▶ **WRITTEN EXERCISE**
Transcribe the passage of the premultiplied-alpha comparison that opens with the words containing "Change it back" and closes with "visually the same.".

▶ **EXTRACT PROVIDED**
********

Is it the IFF reader that messes this up? Is it Place? is it the Layer? Why doesn't Photoshop use premult by default like every other high-end CGI compositing app? Lets examine this in more detail.
OK, So All I have here at the moment is XSI and Photoshop CS.
I render two images from XSI, both are the same camera shot, single frame of a red crcle over black.
One image is with premult, one is straight.
The premult image is 21 KB large.
The straight version is 15 KB large.
So lets benchmark this, we'll open SoftimageFXTree and create a comp.
Load both images as file inputs
Create an over node.
Create a mask shape and make it full field white
Connect the white field to the background input of the Over node.
Connect the premult image to the foreground input of the Over node.
Open the viewer and look at the result.
By default Over is created with Background type set to Pre-multiplied.
Since we have the premult image connected to fg and premult as the process method, that is the method and image type match, there is no black ring.
Now if I change the background type in Over to Not Premultiplied,,,,oh my
There is a black ring now. Look familiar...youbetcha...but we'll touch on that in a bit
Now lets connect the straight image into Over fg disconnecting the premult image from the tree
Odd. It renders just fine, no black ring. Hmm...no whats up with that?
Change it back to premultiplied, again no change, no black ring... curious?
Well, whats going on here is that the image, when rendered from Softimage with premultoff, renders the object edge so that there is 100% color not mixed with background black. In essence the image RGB looks like it is aliased as opposed to anti aliased, but closer inspection reveals that what has really happened here is that anywhere the alpha's antialias is rendered at non-zero the RGB anti alias is replaced with full color, giving the comp solid color to blend in the comp and the appearance of an aliased edge. It doesn't matter if we switch Over's background type setting back and forth, between premult or not premult types, the result is visually the same.
So on to Photoshop.
We bring both images, the straight image and the premultXSI images into Photoshop CS.
Place white layers below each
The premult image has a black ring around it
The straight image doesnt.
So why is that? What this presumes to tell us, at least as it relates to XSIFXTree, is that the premult image in Photoshop is being computed as not premultiplied because it is the same result we get when we set the Premult image in FXTree to be computed using Not Premultiplied in the Over node.
So we attempt to change the layer blend mode. Normal, Screen, Overlay etc.
Hard light, Vivid Light, Pin Light and Linear light seem to help, but are these safe for the color in the rest of the image. We want a direct over result, we don't want the rest of the image to be affecting incorrectly.
So blending doesn't really help or doesn't appear to be safe for what we want to do. Normal doesn't cut it.
Is there a true premultiply processing feature in Photoshop? I can't find it.

********

▶ **DATASET CONTENT**

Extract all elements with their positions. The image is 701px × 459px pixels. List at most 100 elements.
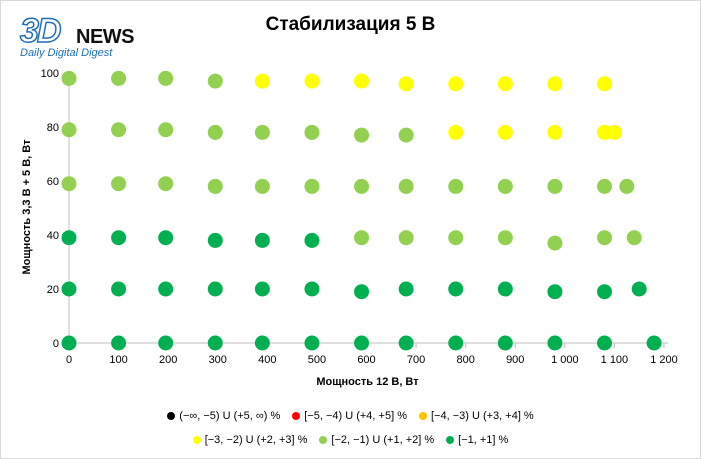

********

▶ **FULL ANSWER**
Change it back to premultiplied, again no change, no black ring... curious?
Well, whats going on here is that the image, when rendered from Softimage with premultoff, renders the object edge so that there is 100% color not mixed with background black. In essence the image RGB looks like it is aliased as opposed to anti aliased, but closer inspection reveals that what has really happened here is that anywhere the alpha's antialias is rendered at non-zero the RGB anti alias is replaced with full color, giving the comp solid color to blend in the comp and the appearance of an aliased edge. It doesn't matter if we switch Over's background type setting back and forth, between premult or not premult types, the result is visually the same.